Exercise aim | Each entry below is to be extracted exactly.

Excerpt from a dataset |
---------------
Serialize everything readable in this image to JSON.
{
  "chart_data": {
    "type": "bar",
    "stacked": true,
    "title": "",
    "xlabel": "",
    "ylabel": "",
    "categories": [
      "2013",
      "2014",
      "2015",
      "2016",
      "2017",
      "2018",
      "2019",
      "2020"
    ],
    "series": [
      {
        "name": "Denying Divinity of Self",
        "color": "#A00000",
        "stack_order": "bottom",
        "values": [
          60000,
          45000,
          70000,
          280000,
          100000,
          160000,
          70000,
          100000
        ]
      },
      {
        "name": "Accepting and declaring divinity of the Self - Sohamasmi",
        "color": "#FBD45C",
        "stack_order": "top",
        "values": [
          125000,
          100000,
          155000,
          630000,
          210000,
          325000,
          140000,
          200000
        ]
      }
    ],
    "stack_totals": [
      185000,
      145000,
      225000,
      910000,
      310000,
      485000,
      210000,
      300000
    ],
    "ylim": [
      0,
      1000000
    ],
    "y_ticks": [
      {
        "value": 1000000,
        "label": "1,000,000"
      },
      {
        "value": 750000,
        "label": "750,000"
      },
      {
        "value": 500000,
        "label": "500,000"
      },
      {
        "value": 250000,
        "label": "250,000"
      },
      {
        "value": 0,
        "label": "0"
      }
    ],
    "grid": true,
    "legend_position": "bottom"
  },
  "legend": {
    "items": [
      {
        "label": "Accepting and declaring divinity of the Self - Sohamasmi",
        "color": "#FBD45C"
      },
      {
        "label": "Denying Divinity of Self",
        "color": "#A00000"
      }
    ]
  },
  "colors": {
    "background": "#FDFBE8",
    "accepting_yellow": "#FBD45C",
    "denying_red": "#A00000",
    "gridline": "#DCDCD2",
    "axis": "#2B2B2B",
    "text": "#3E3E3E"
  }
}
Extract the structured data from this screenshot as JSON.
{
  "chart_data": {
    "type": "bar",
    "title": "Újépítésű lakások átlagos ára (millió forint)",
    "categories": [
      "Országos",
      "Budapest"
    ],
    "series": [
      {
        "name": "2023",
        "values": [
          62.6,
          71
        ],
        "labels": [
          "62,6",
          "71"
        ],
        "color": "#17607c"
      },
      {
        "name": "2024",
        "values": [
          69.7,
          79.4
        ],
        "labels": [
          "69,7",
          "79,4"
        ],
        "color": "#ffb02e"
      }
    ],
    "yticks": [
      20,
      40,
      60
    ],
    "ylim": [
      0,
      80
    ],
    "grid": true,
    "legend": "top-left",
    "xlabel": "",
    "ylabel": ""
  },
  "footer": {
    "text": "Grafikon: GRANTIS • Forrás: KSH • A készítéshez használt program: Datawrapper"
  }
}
---------------
The solution |
Serialize everything readable in this image to JSON.
{
  "chart_data": {
    "type": "bar",
    "stacked": true,
    "title": "",
    "xlabel": "",
    "ylabel": "",
    "categories": [
      "2013",
      "2014",
      "2015",
      "2016",
      "2017",
      "2018",
      "2019",
      "2020"
    ],
    "series": [
      {
        "name": "Denying Divinity of Self",
        "color": "#A00000",
        "stack_order": "bottom",
        "values": [
          60000,
          45000,
          70000,
          280000,
          100000,
          160000,
          70000,
          100000
        ]
      },
      {
        "name": "Accepting and declaring divinity of the Self - Sohamasmi",
        "color": "#FBD45C",
        "stack_order": "top",
        "values": [
          125000,
          100000,
          155000,
          630000,
          210000,
          325000,
          140000,
          200000
        ]
      }
    ],
    "stack_totals": [
      185000,
      145000,
      225000,
      910000,
      310000,
      485000,
      210000,
      300000
    ],
    "ylim": [
      0,
      1000000
    ],
    "y_ticks": [
      {
        "value": 1000000,
        "label": "1,000,000"
      },
      {
        "value": 750000,
        "label": "750,000"
      },
      {
        "value": 500000,
        "label": "500,000"
      },
      {
        "value": 250000,
        "label": "250,000"
      },
      {
        "value": 0,
        "label": "0"
      }
    ],
    "grid": true,
    "legend_position": "bottom"
  },
  "legend": {
    "items": [
      {
        "label": "Accepting and declaring divinity of the Self - Sohamasmi",
        "color": "#FBD45C"
      },
      {
        "label": "Denying Divinity of Self",
        "color": "#A00000"
      }
    ]
  },
  "colors": {
    "background": "#FDFBE8",
    "accepting_yellow": "#FBD45C",
    "denying_red": "#A00000",
    "gridline": "#DCDCD2",
    "axis": "#2B2B2B",
    "text": "#3E3E3E"
  }
}
Extract the structured data from this screenshot as JSON.
{
  "chart_data": {
    "type": "bar",
    "title": "Újépítésű lakások átlagos ára (millió forint)",
    "categories": [
      "Országos",
      "Budapest"
    ],
    "series": [
      {
        "name": "2023",
        "values": [
          62.6,
          71
        ],
        "labels": [
          "62,6",
          "71"
        ],
        "color": "#17607c"
      },
      {
        "name": "2024",
        "values": [
          69.7,
          79.4
        ],
        "labels": [
          "69,7",
          "79,4"
        ],
        "color": "#ffb02e"
      }
    ],
    "yticks": [
      20,
      40,
      60
    ],
    "ylim": [
      0,
      80
    ],
    "grid": true,
    "legend": "top-left",
    "xlabel": "",
    "ylabel": ""
  },
  "footer": {
    "text": "Grafikon: GRANTIS • Forrás: KSH • A készítéshez használt program: Datawrapper"
  }
}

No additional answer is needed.